Stated goal: Will you give every entry again exactly as it stands?

:: Given data

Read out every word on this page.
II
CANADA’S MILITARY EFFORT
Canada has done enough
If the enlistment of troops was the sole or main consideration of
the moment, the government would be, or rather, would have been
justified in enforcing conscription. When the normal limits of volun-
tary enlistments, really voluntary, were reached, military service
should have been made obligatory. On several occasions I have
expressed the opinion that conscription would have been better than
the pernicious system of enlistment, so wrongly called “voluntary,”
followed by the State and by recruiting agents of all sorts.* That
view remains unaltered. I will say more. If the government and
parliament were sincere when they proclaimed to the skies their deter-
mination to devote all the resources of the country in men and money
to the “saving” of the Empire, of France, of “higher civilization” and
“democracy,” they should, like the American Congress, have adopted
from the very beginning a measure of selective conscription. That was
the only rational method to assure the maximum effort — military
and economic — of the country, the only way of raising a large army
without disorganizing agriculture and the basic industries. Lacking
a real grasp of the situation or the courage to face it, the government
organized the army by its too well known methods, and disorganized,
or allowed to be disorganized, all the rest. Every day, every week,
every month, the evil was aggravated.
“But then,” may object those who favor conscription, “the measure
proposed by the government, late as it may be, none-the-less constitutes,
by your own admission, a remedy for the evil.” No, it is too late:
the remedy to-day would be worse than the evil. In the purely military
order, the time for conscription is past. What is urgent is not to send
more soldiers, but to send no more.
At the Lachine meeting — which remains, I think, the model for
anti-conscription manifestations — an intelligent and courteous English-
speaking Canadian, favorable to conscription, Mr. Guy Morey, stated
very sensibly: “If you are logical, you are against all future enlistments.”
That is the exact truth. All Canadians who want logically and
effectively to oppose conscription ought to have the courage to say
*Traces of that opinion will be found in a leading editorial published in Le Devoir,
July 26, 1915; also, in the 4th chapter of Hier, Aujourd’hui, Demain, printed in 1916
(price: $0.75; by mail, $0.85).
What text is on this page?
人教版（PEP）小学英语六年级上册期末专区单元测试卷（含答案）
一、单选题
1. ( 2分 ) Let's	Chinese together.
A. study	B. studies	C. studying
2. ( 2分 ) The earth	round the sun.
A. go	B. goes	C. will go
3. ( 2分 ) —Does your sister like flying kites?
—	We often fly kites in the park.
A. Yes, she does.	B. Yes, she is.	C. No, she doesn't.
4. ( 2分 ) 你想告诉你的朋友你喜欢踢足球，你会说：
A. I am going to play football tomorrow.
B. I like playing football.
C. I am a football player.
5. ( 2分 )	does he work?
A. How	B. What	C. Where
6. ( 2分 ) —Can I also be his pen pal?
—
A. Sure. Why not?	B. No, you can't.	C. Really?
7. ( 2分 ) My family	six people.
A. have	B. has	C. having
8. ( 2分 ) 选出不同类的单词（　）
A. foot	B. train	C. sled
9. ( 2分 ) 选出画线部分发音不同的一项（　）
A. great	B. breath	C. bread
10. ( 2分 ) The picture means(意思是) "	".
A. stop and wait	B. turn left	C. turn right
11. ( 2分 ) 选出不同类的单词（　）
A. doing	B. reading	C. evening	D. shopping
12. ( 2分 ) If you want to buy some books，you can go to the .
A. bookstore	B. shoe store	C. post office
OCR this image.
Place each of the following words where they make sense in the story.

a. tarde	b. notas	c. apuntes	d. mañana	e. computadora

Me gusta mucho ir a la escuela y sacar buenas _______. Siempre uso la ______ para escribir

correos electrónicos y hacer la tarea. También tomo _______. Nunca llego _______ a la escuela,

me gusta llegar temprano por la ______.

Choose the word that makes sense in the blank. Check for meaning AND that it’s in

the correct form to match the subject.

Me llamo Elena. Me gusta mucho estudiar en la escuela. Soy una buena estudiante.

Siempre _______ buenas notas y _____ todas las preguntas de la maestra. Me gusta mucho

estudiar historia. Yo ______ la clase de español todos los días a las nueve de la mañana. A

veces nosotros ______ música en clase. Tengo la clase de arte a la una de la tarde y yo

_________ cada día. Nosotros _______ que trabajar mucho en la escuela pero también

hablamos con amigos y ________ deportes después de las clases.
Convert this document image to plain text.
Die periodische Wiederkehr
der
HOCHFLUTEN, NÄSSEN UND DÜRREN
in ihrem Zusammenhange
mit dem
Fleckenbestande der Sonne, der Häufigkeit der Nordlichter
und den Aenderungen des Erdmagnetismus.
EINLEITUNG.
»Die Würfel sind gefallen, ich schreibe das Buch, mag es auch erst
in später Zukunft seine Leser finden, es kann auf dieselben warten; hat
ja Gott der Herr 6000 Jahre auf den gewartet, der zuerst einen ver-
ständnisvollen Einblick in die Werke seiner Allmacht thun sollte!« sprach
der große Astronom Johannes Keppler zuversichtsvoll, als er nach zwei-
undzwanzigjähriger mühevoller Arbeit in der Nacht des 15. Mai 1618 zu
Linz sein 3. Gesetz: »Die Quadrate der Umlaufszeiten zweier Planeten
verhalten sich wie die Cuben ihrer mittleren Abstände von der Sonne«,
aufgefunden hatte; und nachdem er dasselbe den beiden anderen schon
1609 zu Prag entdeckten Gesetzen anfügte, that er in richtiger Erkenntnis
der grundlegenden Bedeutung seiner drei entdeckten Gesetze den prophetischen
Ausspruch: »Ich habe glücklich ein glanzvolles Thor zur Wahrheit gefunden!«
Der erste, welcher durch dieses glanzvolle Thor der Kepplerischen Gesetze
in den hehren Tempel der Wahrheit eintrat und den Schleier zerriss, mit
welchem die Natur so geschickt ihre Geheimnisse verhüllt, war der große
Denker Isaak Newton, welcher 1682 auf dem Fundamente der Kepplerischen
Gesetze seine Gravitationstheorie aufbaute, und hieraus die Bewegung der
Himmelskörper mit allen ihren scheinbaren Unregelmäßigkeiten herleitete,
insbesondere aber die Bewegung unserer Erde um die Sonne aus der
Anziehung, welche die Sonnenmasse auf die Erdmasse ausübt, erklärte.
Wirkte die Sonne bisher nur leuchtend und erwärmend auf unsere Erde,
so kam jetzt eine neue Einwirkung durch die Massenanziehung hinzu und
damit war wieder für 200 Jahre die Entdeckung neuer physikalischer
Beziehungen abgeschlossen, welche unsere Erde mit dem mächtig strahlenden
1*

::::

Task response:
Read out every word on this page.
II
CANADA’S MILITARY EFFORT
Canada has done enough
If the enlistment of troops was the sole or main consideration of
the moment, the government would be, or rather, would have been
justified in enforcing conscription. When the normal limits of volun-
tary enlistments, really voluntary, were reached, military service
should have been made obligatory. On several occasions I have
expressed the opinion that conscription would have been better than
the pernicious system of enlistment, so wrongly called “voluntary,”
followed by the State and by recruiting agents of all sorts.* That
view remains unaltered. I will say more. If the government and
parliament were sincere when they proclaimed to the skies their deter-
mination to devote all the resources of the country in men and money
to the “saving” of the Empire, of France, of “higher civilization” and
“democracy,” they should, like the American Congress, have adopted
from the very beginning a measure of selective conscription. That was
the only rational method to assure the maximum effort — military
and economic — of the country, the only way of raising a large army
without disorganizing agriculture and the basic industries. Lacking
a real grasp of the situation or the courage to face it, the government
organized the army by its too well known methods, and disorganized,
or allowed to be disorganized, all the rest. Every day, every week,
every month, the evil was aggravated.
“But then,” may object those who favor conscription, “the measure
proposed by the government, late as it may be, none-the-less constitutes,
by your own admission, a remedy for the evil.” No, it is too late:
the remedy to-day would be worse than the evil. In the purely military
order, the time for conscription is past. What is urgent is not to send
more soldiers, but to send no more.
At the Lachine meeting — which remains, I think, the model for
anti-conscription manifestations — an intelligent and courteous English-
speaking Canadian, favorable to conscription, Mr. Guy Morey, stated
very sensibly: “If you are logical, you are against all future enlistments.”
That is the exact truth. All Canadians who want logically and
effectively to oppose conscription ought to have the courage to say
*Traces of that opinion will be found in a leading editorial published in Le Devoir,
July 26, 1915; also, in the 4th chapter of Hier, Aujourd’hui, Demain, printed in 1916
(price: $0.75; by mail, $0.85).
What text is on this page?
人教版（PEP）小学英语六年级上册期末专区单元测试卷（含答案）
一、单选题
1. ( 2分 ) Let's	Chinese together.
A. study	B. studies	C. studying
2. ( 2分 ) The earth	round the sun.
A. go	B. goes	C. will go
3. ( 2分 ) —Does your sister like flying kites?
—	We often fly kites in the park.
A. Yes, she does.	B. Yes, she is.	C. No, she doesn't.
4. ( 2分 ) 你想告诉你的朋友你喜欢踢足球，你会说：
A. I am going to play football tomorrow.
B. I like playing football.
C. I am a football player.
5. ( 2分 )	does he work?
A. How	B. What	C. Where
6. ( 2分 ) —Can I also be his pen pal?
—
A. Sure. Why not?	B. No, you can't.	C. Really?
7. ( 2分 ) My family	six people.
A. have	B. has	C. having
8. ( 2分 ) 选出不同类的单词（　）
A. foot	B. train	C. sled
9. ( 2分 ) 选出画线部分发音不同的一项（　）
A. great	B. breath	C. bread
10. ( 2分 ) The picture means(意思是) "	".
A. stop and wait	B. turn left	C. turn right
11. ( 2分 ) 选出不同类的单词（　）
A. doing	B. reading	C. evening	D. shopping
12. ( 2分 ) If you want to buy some books，you can go to the .
A. bookstore	B. shoe store	C. post office
OCR this image.
Place each of the following words where they make sense in the story.

a. tarde	b. notas	c. apuntes	d. mañana	e. computadora

Me gusta mucho ir a la escuela y sacar buenas _______. Siempre uso la ______ para escribir

correos electrónicos y hacer la tarea. También tomo _______. Nunca llego _______ a la escuela,

me gusta llegar temprano por la ______.

Choose the word that makes sense in the blank. Check for meaning AND that it’s in

the correct form to match the subject.

Me llamo Elena. Me gusta mucho estudiar en la escuela. Soy una buena estudiante.

Siempre _______ buenas notas y _____ todas las preguntas de la maestra. Me gusta mucho

estudiar historia. Yo ______ la clase de español todos los días a las nueve de la mañana. A

veces nosotros ______ música en clase. Tengo la clase de arte a la una de la tarde y yo

_________ cada día. Nosotros _______ que trabajar mucho en la escuela pero también

hablamos con amigos y ________ deportes después de las clases.
Convert this document image to plain text.
Die periodische Wiederkehr
der
HOCHFLUTEN, NÄSSEN UND DÜRREN
in ihrem Zusammenhange
mit dem
Fleckenbestande der Sonne, der Häufigkeit der Nordlichter
und den Aenderungen des Erdmagnetismus.
EINLEITUNG.
»Die Würfel sind gefallen, ich schreibe das Buch, mag es auch erst
in später Zukunft seine Leser finden, es kann auf dieselben warten; hat
ja Gott der Herr 6000 Jahre auf den gewartet, der zuerst einen ver-
ständnisvollen Einblick in die Werke seiner Allmacht thun sollte!« sprach
der große Astronom Johannes Keppler zuversichtsvoll, als er nach zwei-
undzwanzigjähriger mühevoller Arbeit in der Nacht des 15. Mai 1618 zu
Linz sein 3. Gesetz: »Die Quadrate der Umlaufszeiten zweier Planeten
verhalten sich wie die Cuben ihrer mittleren Abstände von der Sonne«,
aufgefunden hatte; und nachdem er dasselbe den beiden anderen schon
1609 zu Prag entdeckten Gesetzen anfügte, that er in richtiger Erkenntnis
der grundlegenden Bedeutung seiner drei entdeckten Gesetze den prophetischen
Ausspruch: »Ich habe glücklich ein glanzvolles Thor zur Wahrheit gefunden!«
Der erste, welcher durch dieses glanzvolle Thor der Kepplerischen Gesetze
in den hehren Tempel der Wahrheit eintrat und den Schleier zerriss, mit
welchem die Natur so geschickt ihre Geheimnisse verhüllt, war der große
Denker Isaak Newton, welcher 1682 auf dem Fundamente der Kepplerischen
Gesetze seine Gravitationstheorie aufbaute, und hieraus die Bewegung der
Himmelskörper mit allen ihren scheinbaren Unregelmäßigkeiten herleitete,
insbesondere aber die Bewegung unserer Erde um die Sonne aus der
Anziehung, welche die Sonnenmasse auf die Erdmasse ausübt, erklärte.
Wirkte die Sonne bisher nur leuchtend und erwärmend auf unsere Erde,
so kam jetzt eine neue Einwirkung durch die Massenanziehung hinzu und
damit war wieder für 200 Jahre die Entdeckung neuer physikalischer
Beziehungen abgeschlossen, welche unsere Erde mit dem mächtig strahlenden
1*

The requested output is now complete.